- PROBLEM TO SOLVE -
Go through the listing and pick out each line with the word "Consulting" in it.

- DATASET -
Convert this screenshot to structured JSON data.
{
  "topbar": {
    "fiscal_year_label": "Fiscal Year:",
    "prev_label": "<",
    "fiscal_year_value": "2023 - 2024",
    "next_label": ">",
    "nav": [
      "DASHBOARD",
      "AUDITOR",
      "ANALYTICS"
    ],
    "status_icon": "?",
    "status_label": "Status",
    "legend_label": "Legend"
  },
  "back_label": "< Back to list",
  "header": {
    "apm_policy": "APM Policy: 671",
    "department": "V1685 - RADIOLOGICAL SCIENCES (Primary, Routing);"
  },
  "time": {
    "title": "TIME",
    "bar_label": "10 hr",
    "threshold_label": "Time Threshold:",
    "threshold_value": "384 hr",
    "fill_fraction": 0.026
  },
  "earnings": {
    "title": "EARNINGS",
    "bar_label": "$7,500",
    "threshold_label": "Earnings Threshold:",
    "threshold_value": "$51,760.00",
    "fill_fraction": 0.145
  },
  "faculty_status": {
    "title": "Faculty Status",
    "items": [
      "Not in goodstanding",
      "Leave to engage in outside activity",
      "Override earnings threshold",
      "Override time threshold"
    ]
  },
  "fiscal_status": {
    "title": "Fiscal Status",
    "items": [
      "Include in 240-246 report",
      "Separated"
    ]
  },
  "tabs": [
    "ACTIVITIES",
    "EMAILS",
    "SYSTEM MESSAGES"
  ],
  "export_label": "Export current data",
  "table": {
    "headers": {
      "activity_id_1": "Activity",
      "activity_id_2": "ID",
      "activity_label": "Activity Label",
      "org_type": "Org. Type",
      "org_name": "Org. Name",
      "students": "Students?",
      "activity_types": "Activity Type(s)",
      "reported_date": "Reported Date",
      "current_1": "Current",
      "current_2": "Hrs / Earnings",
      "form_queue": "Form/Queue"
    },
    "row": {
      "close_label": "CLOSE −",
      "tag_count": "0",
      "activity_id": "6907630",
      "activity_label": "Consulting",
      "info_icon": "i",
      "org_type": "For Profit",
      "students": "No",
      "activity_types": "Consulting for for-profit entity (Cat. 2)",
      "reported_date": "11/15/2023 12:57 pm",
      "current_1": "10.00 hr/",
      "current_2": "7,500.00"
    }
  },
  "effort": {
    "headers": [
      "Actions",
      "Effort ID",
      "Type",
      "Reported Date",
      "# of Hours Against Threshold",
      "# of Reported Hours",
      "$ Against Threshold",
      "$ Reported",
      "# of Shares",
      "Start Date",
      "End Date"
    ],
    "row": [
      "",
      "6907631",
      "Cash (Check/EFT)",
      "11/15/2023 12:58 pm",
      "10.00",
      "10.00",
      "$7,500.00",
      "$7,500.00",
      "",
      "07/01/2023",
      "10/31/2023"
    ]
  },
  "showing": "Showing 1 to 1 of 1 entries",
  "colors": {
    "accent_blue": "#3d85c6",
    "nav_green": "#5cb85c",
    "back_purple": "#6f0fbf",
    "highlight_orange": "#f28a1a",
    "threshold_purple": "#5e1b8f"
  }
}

- WRITTEN RESPONSE -
      "activity_label": "Consulting",
      "activity_types": "Consulting for for-profit entity (Cat. 2)",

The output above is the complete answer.